__SET TASK__. How many of the lines below hold the word "hızı"? Answer only with the number.

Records
------------------------------------------------------------

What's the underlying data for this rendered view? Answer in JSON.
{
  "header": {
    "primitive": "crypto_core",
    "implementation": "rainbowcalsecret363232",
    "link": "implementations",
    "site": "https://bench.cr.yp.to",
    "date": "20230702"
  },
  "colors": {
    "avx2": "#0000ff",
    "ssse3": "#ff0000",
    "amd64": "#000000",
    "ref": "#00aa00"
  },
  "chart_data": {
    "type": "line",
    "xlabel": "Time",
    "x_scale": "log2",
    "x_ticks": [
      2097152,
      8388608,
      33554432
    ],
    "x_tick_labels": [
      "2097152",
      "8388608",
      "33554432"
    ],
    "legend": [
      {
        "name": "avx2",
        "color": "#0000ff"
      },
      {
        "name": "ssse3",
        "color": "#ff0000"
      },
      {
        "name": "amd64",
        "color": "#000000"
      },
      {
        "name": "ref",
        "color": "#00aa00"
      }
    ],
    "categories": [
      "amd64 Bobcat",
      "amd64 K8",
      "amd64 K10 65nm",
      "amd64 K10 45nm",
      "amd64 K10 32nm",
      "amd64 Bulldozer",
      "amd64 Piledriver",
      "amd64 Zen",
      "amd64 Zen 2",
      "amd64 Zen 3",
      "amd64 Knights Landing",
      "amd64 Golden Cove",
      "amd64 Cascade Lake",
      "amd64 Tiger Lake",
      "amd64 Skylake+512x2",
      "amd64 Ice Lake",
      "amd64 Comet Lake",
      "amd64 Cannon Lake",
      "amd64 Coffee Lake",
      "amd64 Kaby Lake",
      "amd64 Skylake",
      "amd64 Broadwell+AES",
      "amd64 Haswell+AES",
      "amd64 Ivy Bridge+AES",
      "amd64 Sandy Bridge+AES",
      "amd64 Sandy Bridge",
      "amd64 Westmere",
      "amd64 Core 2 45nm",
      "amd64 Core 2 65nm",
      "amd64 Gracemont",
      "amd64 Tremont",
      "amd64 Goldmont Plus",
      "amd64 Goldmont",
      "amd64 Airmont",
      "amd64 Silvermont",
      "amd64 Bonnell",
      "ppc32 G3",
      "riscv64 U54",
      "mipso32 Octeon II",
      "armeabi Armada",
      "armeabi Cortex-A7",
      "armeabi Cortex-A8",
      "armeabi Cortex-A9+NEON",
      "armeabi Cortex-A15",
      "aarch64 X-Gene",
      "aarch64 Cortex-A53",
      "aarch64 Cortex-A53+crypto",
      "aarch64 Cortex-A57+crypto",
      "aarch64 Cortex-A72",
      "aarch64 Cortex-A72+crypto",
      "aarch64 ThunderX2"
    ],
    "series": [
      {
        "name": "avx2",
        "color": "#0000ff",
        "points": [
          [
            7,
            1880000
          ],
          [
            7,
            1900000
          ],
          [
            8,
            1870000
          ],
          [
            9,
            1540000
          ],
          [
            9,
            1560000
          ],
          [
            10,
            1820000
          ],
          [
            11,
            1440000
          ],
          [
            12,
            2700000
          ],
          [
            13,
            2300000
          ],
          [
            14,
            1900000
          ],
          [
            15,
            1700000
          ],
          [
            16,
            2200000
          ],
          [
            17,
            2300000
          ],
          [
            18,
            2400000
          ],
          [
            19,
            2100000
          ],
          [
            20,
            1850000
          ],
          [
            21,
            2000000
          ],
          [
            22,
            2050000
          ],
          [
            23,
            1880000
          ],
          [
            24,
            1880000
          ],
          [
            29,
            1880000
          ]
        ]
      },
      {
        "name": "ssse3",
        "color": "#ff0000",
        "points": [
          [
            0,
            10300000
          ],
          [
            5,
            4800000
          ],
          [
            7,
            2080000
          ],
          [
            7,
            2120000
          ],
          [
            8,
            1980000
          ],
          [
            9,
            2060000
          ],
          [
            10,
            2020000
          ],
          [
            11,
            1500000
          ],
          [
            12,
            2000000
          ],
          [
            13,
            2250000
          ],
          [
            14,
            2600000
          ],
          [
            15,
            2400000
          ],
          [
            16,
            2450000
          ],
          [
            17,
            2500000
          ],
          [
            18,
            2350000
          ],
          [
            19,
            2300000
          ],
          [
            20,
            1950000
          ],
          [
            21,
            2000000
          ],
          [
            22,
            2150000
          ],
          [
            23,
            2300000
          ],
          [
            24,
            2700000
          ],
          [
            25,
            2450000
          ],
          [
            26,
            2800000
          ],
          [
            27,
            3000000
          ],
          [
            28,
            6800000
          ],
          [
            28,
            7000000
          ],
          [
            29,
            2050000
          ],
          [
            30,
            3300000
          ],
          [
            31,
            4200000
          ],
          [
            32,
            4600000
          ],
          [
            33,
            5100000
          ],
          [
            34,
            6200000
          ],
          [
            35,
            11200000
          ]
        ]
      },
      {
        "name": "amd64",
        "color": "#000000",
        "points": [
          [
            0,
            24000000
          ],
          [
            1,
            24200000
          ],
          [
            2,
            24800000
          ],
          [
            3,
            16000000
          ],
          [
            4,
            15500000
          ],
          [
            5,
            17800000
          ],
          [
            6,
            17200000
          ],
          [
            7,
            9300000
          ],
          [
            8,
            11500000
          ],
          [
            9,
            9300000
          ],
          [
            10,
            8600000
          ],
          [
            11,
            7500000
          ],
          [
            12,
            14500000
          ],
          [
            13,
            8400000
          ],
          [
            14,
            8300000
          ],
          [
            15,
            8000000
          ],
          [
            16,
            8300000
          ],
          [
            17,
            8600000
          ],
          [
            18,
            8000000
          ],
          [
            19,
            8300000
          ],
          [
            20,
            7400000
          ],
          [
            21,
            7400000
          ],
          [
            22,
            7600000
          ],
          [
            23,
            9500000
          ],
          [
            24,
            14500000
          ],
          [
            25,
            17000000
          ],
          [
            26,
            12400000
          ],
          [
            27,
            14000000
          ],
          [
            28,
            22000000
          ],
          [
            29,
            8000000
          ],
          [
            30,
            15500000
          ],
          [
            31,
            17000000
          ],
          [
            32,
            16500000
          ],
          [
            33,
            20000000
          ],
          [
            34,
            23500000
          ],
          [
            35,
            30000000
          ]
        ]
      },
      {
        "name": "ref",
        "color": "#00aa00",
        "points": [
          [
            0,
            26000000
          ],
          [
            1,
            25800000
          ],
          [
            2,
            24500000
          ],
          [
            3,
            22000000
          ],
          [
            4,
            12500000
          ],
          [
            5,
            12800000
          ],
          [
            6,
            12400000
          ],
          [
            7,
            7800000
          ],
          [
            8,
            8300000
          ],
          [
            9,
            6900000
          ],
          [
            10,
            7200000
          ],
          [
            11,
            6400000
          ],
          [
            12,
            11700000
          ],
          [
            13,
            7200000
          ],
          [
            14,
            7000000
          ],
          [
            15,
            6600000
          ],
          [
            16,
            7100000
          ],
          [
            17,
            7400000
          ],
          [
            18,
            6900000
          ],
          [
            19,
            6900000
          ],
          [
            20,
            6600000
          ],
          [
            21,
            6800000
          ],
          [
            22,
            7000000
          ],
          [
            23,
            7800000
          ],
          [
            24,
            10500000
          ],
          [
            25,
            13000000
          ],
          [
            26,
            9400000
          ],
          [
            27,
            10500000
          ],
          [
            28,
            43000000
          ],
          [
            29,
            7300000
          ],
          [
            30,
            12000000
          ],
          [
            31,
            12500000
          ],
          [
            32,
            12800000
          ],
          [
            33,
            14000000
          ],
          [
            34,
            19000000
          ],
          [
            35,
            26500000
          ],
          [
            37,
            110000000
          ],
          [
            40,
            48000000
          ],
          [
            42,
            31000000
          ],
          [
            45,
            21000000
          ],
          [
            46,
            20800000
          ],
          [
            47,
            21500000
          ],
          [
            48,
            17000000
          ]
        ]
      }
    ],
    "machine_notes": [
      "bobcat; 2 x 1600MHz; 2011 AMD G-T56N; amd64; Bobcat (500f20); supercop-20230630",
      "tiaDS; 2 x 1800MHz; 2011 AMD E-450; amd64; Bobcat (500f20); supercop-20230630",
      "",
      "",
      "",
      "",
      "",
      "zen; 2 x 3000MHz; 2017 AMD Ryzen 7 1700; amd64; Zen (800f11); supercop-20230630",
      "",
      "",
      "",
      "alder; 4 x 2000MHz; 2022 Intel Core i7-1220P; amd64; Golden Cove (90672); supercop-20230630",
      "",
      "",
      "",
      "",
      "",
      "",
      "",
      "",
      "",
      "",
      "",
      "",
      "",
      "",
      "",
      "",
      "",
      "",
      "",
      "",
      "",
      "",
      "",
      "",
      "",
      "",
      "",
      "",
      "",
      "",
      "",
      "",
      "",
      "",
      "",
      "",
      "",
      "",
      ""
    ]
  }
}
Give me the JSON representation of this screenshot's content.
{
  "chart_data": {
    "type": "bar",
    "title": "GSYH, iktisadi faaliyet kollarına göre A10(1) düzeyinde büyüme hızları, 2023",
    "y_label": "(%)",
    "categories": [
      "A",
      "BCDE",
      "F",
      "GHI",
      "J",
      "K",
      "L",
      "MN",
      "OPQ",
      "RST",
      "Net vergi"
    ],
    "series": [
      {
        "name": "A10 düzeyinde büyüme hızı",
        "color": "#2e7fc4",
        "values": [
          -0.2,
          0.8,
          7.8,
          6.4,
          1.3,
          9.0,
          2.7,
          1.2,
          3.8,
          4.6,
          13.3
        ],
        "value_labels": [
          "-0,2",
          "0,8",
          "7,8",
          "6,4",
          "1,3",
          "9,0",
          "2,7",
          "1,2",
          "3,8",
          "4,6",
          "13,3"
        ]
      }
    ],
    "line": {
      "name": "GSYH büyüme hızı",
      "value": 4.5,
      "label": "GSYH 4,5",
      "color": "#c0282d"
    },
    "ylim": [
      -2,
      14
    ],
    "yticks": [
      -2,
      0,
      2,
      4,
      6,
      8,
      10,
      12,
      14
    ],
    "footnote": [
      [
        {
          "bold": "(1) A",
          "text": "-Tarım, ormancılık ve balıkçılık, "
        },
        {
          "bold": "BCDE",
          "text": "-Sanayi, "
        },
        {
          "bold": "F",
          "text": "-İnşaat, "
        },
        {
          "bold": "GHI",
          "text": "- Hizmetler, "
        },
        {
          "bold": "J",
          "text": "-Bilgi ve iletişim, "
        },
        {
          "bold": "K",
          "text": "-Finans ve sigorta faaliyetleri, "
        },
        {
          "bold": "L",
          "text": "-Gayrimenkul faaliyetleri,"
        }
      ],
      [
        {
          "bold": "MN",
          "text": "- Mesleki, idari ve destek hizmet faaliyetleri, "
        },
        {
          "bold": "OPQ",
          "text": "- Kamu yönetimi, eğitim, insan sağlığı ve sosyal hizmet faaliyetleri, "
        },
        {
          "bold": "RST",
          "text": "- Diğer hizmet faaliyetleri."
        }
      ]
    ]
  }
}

------------------------------------------------------------

__OUTPUT BELOW__. 2